Exercise requirements: Single out the lines of the material that contain "HARTWEIZENGRIES" and copy them.

Data entries:
• • • • •
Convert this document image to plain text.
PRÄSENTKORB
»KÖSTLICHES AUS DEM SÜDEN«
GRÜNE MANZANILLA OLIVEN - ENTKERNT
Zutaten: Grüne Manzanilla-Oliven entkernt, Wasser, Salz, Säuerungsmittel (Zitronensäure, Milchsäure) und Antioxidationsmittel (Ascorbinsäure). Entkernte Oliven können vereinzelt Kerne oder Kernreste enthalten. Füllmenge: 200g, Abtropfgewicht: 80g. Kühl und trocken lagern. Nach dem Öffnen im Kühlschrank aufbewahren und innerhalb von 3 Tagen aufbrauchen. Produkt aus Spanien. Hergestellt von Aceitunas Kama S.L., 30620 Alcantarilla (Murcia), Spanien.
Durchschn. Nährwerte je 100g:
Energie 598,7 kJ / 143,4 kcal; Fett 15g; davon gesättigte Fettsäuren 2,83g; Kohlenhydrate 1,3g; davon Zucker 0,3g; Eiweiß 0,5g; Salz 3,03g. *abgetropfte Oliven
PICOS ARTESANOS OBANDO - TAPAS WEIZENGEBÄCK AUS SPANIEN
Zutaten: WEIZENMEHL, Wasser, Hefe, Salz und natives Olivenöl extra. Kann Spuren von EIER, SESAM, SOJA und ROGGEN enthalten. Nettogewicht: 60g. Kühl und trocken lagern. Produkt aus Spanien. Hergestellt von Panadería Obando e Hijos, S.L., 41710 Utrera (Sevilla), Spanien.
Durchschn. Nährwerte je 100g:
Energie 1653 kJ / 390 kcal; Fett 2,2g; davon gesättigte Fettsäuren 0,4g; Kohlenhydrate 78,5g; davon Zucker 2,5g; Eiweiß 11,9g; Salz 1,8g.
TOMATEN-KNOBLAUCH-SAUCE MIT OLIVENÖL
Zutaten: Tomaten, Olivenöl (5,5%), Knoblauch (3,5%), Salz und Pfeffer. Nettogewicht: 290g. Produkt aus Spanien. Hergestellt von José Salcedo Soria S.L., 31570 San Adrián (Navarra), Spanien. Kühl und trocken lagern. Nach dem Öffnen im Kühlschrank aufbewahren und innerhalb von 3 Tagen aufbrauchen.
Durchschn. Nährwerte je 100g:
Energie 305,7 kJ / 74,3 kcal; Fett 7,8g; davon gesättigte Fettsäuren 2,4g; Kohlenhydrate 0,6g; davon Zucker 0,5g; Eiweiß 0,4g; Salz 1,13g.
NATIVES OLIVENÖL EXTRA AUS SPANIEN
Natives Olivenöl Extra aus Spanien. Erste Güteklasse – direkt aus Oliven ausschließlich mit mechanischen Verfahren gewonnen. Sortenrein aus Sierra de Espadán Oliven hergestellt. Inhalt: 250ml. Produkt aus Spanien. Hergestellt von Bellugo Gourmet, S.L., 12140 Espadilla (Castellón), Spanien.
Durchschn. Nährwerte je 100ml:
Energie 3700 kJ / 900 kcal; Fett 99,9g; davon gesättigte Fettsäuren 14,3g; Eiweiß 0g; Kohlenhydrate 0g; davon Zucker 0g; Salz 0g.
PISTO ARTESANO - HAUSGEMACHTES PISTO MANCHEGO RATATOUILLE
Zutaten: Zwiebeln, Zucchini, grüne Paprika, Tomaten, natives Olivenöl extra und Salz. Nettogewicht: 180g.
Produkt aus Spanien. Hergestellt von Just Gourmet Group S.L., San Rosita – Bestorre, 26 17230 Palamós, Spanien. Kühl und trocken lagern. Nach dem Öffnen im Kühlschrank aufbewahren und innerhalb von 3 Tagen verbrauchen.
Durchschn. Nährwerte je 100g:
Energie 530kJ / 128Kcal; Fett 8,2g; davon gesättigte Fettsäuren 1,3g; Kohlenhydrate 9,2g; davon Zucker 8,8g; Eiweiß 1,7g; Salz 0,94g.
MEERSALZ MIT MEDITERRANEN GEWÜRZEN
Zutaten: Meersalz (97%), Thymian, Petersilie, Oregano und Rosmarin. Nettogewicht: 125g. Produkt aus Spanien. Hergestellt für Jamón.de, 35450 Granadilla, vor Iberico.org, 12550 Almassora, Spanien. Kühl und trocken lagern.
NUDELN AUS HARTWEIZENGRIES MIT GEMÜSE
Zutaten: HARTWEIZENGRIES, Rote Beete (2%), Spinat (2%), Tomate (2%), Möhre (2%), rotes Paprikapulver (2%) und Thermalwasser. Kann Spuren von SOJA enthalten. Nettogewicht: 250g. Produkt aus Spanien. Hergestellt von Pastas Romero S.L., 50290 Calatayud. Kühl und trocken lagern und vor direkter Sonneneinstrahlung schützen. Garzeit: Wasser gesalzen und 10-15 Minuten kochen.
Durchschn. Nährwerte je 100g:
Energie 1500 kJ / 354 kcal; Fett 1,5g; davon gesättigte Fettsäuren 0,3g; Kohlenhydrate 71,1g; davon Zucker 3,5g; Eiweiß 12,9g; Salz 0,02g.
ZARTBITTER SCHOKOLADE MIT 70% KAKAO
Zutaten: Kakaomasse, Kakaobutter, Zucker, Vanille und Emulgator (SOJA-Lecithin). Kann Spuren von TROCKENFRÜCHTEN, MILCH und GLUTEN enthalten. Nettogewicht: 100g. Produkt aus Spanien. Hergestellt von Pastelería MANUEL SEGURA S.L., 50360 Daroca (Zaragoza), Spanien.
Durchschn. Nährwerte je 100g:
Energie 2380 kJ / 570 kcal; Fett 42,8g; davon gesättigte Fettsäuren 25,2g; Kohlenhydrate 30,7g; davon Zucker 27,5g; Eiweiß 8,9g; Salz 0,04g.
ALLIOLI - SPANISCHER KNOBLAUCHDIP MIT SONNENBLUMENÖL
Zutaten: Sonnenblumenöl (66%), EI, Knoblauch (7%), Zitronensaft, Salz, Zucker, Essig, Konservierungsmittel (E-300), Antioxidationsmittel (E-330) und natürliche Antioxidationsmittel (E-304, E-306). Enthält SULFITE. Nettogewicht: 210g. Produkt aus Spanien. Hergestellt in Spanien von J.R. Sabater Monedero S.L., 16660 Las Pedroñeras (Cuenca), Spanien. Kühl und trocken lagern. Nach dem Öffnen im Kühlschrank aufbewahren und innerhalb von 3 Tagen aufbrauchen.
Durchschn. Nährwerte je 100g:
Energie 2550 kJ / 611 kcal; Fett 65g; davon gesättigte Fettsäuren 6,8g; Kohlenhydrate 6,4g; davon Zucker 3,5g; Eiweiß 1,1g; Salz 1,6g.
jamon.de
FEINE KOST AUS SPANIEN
• • • • •
Reply to the task:
NUDELN AUS HARTWEIZENGRIES MIT GEMÜSE
Zutaten: HARTWEIZENGRIES, Rote Beete (2%), Spinat (2%), Tomate (2%), Möhre (2%), rotes Paprikapulver (2%) und Thermalwasser. Kann Spuren von SOJA enthalten. Nettogewicht: 250g. Produkt aus Spanien. Hergestellt von Pastas Romero S.L., 50290 Calatayud. Kühl und trocken lagern und vor direkter Sonneneinstrahlung schützen. Garzeit: Wasser gesalzen und 10-15 Minuten kochen.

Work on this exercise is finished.